Records to use

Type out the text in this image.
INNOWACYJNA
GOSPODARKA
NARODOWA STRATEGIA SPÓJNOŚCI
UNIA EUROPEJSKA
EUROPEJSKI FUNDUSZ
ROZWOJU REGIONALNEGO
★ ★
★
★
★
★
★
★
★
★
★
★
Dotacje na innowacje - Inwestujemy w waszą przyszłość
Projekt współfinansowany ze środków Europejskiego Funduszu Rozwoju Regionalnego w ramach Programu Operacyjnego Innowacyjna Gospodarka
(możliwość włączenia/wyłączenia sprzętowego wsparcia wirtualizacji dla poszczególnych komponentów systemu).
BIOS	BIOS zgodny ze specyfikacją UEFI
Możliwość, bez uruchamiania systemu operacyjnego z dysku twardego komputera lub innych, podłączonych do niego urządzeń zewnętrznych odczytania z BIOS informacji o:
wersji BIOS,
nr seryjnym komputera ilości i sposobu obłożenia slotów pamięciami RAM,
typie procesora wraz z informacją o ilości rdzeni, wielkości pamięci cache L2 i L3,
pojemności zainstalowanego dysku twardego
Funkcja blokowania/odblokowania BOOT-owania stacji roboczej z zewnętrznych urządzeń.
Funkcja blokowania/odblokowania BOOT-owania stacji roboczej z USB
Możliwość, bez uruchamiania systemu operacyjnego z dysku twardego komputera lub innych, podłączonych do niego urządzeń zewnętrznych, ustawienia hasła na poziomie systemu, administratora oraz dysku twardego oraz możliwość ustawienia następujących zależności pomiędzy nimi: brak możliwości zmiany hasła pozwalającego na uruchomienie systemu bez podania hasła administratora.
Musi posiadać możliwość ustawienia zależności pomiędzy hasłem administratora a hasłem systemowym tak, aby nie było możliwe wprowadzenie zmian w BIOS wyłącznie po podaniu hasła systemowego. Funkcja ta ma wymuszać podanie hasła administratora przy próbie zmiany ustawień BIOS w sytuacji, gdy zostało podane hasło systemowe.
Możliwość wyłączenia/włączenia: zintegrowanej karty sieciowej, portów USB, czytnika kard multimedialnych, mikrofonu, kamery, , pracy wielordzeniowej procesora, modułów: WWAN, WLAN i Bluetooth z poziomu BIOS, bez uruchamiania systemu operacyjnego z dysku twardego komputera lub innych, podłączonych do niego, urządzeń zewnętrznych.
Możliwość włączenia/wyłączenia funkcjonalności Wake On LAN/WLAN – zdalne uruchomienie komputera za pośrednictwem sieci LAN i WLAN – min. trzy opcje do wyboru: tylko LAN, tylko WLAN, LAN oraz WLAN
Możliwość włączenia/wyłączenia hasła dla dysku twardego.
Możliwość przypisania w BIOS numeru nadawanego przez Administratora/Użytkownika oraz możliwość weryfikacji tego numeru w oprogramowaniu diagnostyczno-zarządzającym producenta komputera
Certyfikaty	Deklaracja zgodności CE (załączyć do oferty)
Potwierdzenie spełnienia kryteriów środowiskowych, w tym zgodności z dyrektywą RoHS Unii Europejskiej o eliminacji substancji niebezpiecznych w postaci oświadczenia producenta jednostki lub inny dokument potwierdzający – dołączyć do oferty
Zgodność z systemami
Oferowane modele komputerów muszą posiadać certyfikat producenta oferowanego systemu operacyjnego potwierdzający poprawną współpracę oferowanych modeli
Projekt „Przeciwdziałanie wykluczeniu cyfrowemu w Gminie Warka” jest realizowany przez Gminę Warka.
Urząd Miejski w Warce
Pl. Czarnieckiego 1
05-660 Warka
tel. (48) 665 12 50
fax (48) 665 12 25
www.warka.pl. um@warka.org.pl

What to produce
Scan the records above for the string "owania", then report every line that contains it.

Exercise response
Funkcja blokowania/odblokowania BOOT-owania stacji roboczej z zewnętrznych urządzeń.
Funkcja blokowania/odblokowania BOOT-owania stacji roboczej z USB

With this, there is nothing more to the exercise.